──────── Given records ────────

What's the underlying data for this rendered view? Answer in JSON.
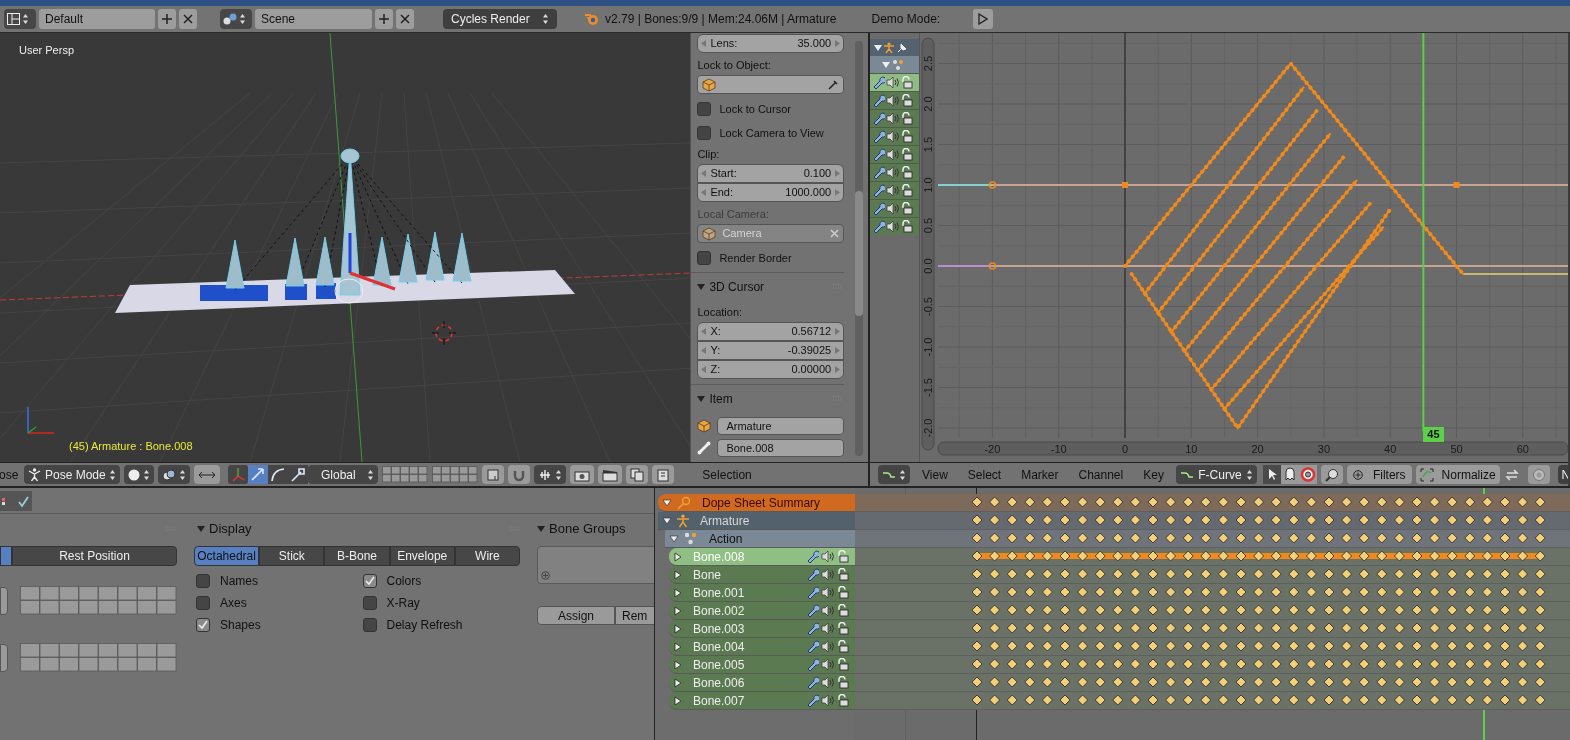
{
  "top_bar": {
    "screen_layout": "Default",
    "scene": "Scene",
    "render_engine": "Cycles Render",
    "stats": "v2.79 | Bones:9/9 | Mem:24.06M | Armature",
    "demo_mode": "Demo Mode:"
  },
  "viewport": {
    "view_label": "User Persp",
    "object_info": "(45) Armature : Bone.008"
  },
  "view_panel": [
    {
      "kind": "number",
      "label": "Lens:",
      "value": "35.000"
    },
    {
      "kind": "label",
      "text": "Lock to Object:",
      "disabled": false
    },
    {
      "kind": "object_field",
      "disabled": false
    },
    {
      "kind": "checkbox",
      "label": "Lock to Cursor",
      "checked": false
    },
    {
      "kind": "checkbox",
      "label": "Lock Camera to View",
      "checked": false
    },
    {
      "kind": "label",
      "text": "Clip:",
      "disabled": false
    },
    {
      "kind": "number_group",
      "fields": [
        {
          "label": "Start:",
          "value": "0.100"
        },
        {
          "label": "End:",
          "value": "1000.000"
        }
      ]
    },
    {
      "kind": "label",
      "text": "Local Camera:",
      "disabled": true
    },
    {
      "kind": "object_field",
      "value": "Camera",
      "disabled": true
    },
    {
      "kind": "checkbox",
      "label": "Render Border",
      "checked": false
    },
    {
      "kind": "panel_header",
      "title": "3D Cursor",
      "expanded": true
    },
    {
      "kind": "label",
      "text": "Location:",
      "disabled": false
    },
    {
      "kind": "number_group",
      "fields": [
        {
          "label": "X:",
          "value": "0.56712"
        },
        {
          "label": "Y:",
          "value": "-0.39025"
        },
        {
          "label": "Z:",
          "value": "0.00000"
        }
      ]
    },
    {
      "kind": "panel_header",
      "title": "Item",
      "expanded": true
    },
    {
      "kind": "object_name",
      "value": "Armature"
    },
    {
      "kind": "bone_name",
      "value": "Bone.008"
    }
  ],
  "viewport_header": {
    "menu_cut": "ose",
    "mode": "Pose Mode",
    "orientation": "Global",
    "keying_set": "Selection",
    "manipulators": [
      {
        "kind": "translate",
        "selected": true
      },
      {
        "kind": "rotate",
        "selected": false
      },
      {
        "kind": "scale",
        "selected": false
      }
    ]
  },
  "graph": {
    "y_ticks": [
      "2.5",
      "2.0",
      "1.5",
      "1.0",
      "0.5",
      "0.0",
      "-0.5",
      "-1.0",
      "-1.5",
      "-2.0"
    ],
    "x_ticks": [
      "-20",
      "-10",
      "0",
      "10",
      "20",
      "30",
      "40",
      "50",
      "60"
    ],
    "current_frame": "45"
  },
  "graph_header": {
    "menus": [
      "View",
      "Select",
      "Marker",
      "Channel",
      "Key"
    ],
    "mode": "F-Curve",
    "filters": "Filters",
    "normalize": "Normalize",
    "cut_button": "N"
  },
  "properties": {
    "skeleton_panel": {
      "pose_position": [
        {
          "selected": true
        },
        {
          "label": "Rest Position",
          "selected": false
        }
      ]
    },
    "display_panel": {
      "title": "Display",
      "expanded": true,
      "draw_types": [
        {
          "label": "Octahedral",
          "selected": true
        },
        {
          "label": "Stick",
          "selected": false
        },
        {
          "label": "B-Bone",
          "selected": false
        },
        {
          "label": "Envelope",
          "selected": false
        },
        {
          "label": "Wire",
          "selected": false
        }
      ],
      "options": [
        {
          "label": "Names",
          "checked": false
        },
        {
          "label": "Colors",
          "checked": true
        },
        {
          "label": "Axes",
          "checked": false
        },
        {
          "label": "X-Ray",
          "checked": false
        },
        {
          "label": "Shapes",
          "checked": true
        },
        {
          "label": "Delay Refresh",
          "checked": false
        }
      ]
    },
    "bone_groups_panel": {
      "title": "Bone Groups",
      "expanded": true,
      "buttons": [
        "Assign",
        "Rem"
      ]
    }
  },
  "dopesheet": {
    "channels": [
      {
        "kind": "summary",
        "label": "Dope Sheet Summary",
        "expanded": true,
        "selected": false,
        "hold_bar": false
      },
      {
        "kind": "object",
        "label": "Armature",
        "expanded": true,
        "selected": false,
        "hold_bar": false
      },
      {
        "kind": "action",
        "label": "Action",
        "expanded": true,
        "selected": false,
        "hold_bar": false
      },
      {
        "kind": "group",
        "label": "Bone.008",
        "expanded": false,
        "selected": true,
        "hold_bar": true
      },
      {
        "kind": "group",
        "label": "Bone",
        "expanded": false,
        "selected": false,
        "hold_bar": false
      },
      {
        "kind": "group",
        "label": "Bone.001",
        "expanded": false,
        "selected": false,
        "hold_bar": false
      },
      {
        "kind": "group",
        "label": "Bone.002",
        "expanded": false,
        "selected": false,
        "hold_bar": false
      },
      {
        "kind": "group",
        "label": "Bone.003",
        "expanded": false,
        "selected": false,
        "hold_bar": false
      },
      {
        "kind": "group",
        "label": "Bone.004",
        "expanded": false,
        "selected": false,
        "hold_bar": false
      },
      {
        "kind": "group",
        "label": "Bone.005",
        "expanded": false,
        "selected": false,
        "hold_bar": false
      },
      {
        "kind": "group",
        "label": "Bone.006",
        "expanded": false,
        "selected": false,
        "hold_bar": false
      },
      {
        "kind": "group",
        "label": "Bone.007",
        "expanded": false,
        "selected": false,
        "hold_bar": false
      }
    ]
  }
}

────────

▶ [Exercise requirements]: Set down every entry word for word, but omit the pictures.

▶ [Written response]:
What's the underlying data for this rendered view? Answer in JSON.
{
  "top_bar": {
    "screen_layout": "Default",
    "scene": "Scene",
    "render_engine": "Cycles Render",
    "stats": "v2.79 | Bones:9/9 | Mem:24.06M | Armature",
    "demo_mode": "Demo Mode:"
  },
  "viewport": {
    "view_label": "User Persp",
    "object_info": "(45) Armature : Bone.008"
  },
  "view_panel": [
    {
      "kind": "number",
      "label": "Lens:",
      "value": "35.000"
    },
    {
      "kind": "label",
      "text": "Lock to Object:",
      "disabled": false
    },
    {
      "kind": "object_field",
      "disabled": false
    },
    {
      "kind": "checkbox",
      "label": "Lock to Cursor",
      "checked": false
    },
    {
      "kind": "checkbox",
      "label": "Lock Camera to View",
      "checked": false
    },
    {
      "kind": "label",
      "text": "Clip:",
      "disabled": false
    },
    {
      "kind": "number_group",
      "fields": [
        {
          "label": "Start:",
          "value": "0.100"
        },
        {
          "label": "End:",
          "value": "1000.000"
        }
      ]
    },
    {
      "kind": "label",
      "text": "Local Camera:",
      "disabled": true
    },
    {
      "kind": "object_field",
      "value": "Camera",
      "disabled": true
    },
    {
      "kind": "checkbox",
      "label": "Render Border",
      "checked": false
    },
    {
      "kind": "panel_header",
      "title": "3D Cursor",
      "expanded": true
    },
    {
      "kind": "label",
      "text": "Location:",
      "disabled": false
    },
    {
      "kind": "number_group",
      "fields": [
        {
          "label": "X:",
          "value": "0.56712"
        },
        {
          "label": "Y:",
          "value": "-0.39025"
        },
        {
          "label": "Z:",
          "value": "0.00000"
        }
      ]
    },
    {
      "kind": "panel_header",
      "title": "Item",
      "expanded": true
    },
    {
      "kind": "object_name",
      "value": "Armature"
    },
    {
      "kind": "bone_name",
      "value": "Bone.008"
    }
  ],
  "viewport_header": {
    "menu_cut": "ose",
    "mode": "Pose Mode",
    "orientation": "Global",
    "keying_set": "Selection",
    "manipulators": [
      {
        "kind": "translate",
        "selected": true
      },
      {
        "kind": "rotate",
        "selected": false
      },
      {
        "kind": "scale",
        "selected": false
      }
    ]
  },
  "graph": {
    "y_ticks": [
      "2.5",
      "2.0",
      "1.5",
      "1.0",
      "0.5",
      "0.0",
      "-0.5",
      "-1.0",
      "-1.5",
      "-2.0"
    ],
    "x_ticks": [
      "-20",
      "-10",
      "0",
      "10",
      "20",
      "30",
      "40",
      "50",
      "60"
    ],
    "current_frame": "45"
  },
  "graph_header": {
    "menus": [
      "View",
      "Select",
      "Marker",
      "Channel",
      "Key"
    ],
    "mode": "F-Curve",
    "filters": "Filters",
    "normalize": "Normalize",
    "cut_button": "N"
  },
  "properties": {
    "skeleton_panel": {
      "pose_position": [
        {
          "selected": true
        },
        {
          "label": "Rest Position",
          "selected": false
        }
      ]
    },
    "display_panel": {
      "title": "Display",
      "expanded": true,
      "draw_types": [
        {
          "label": "Octahedral",
          "selected": true
        },
        {
          "label": "Stick",
          "selected": false
        },
        {
          "label": "B-Bone",
          "selected": false
        },
        {
          "label": "Envelope",
          "selected": false
        },
        {
          "label": "Wire",
          "selected": false
        }
      ],
      "options": [
        {
          "label": "Names",
          "checked": false
        },
        {
          "label": "Colors",
          "checked": true
        },
        {
          "label": "Axes",
          "checked": false
        },
        {
          "label": "X-Ray",
          "checked": false
        },
        {
          "label": "Shapes",
          "checked": true
        },
        {
          "label": "Delay Refresh",
          "checked": false
        }
      ]
    },
    "bone_groups_panel": {
      "title": "Bone Groups",
      "expanded": true,
      "buttons": [
        "Assign",
        "Rem"
      ]
    }
  },
  "dopesheet": {
    "channels": [
      {
        "kind": "summary",
        "label": "Dope Sheet Summary",
        "expanded": true,
        "selected": false,
        "hold_bar": false
      },
      {
        "kind": "object",
        "label": "Armature",
        "expanded": true,
        "selected": false,
        "hold_bar": false
      },
      {
        "kind": "action",
        "label": "Action",
        "expanded": true,
        "selected": false,
        "hold_bar": false
      },
      {
        "kind": "group",
        "label": "Bone.008",
        "expanded": false,
        "selected": true,
        "hold_bar": true
      },
      {
        "kind": "group",
        "label": "Bone",
        "expanded": false,
        "selected": false,
        "hold_bar": false
      },
      {
        "kind": "group",
        "label": "Bone.001",
        "expanded": false,
        "selected": false,
        "hold_bar": false
      },
      {
        "kind": "group",
        "label": "Bone.002",
        "expanded": false,
        "selected": false,
        "hold_bar": false
      },
      {
        "kind": "group",
        "label": "Bone.003",
        "expanded": false,
        "selected": false,
        "hold_bar": false
      },
      {
        "kind": "group",
        "label": "Bone.004",
        "expanded": false,
        "selected": false,
        "hold_bar": false
      },
      {
        "kind": "group",
        "label": "Bone.005",
        "expanded": false,
        "selected": false,
        "hold_bar": false
      },
      {
        "kind": "group",
        "label": "Bone.006",
        "expanded": false,
        "selected": false,
        "hold_bar": false
      },
      {
        "kind": "group",
        "label": "Bone.007",
        "expanded": false,
        "selected": false,
        "hold_bar": false
      }
    ]
  }
}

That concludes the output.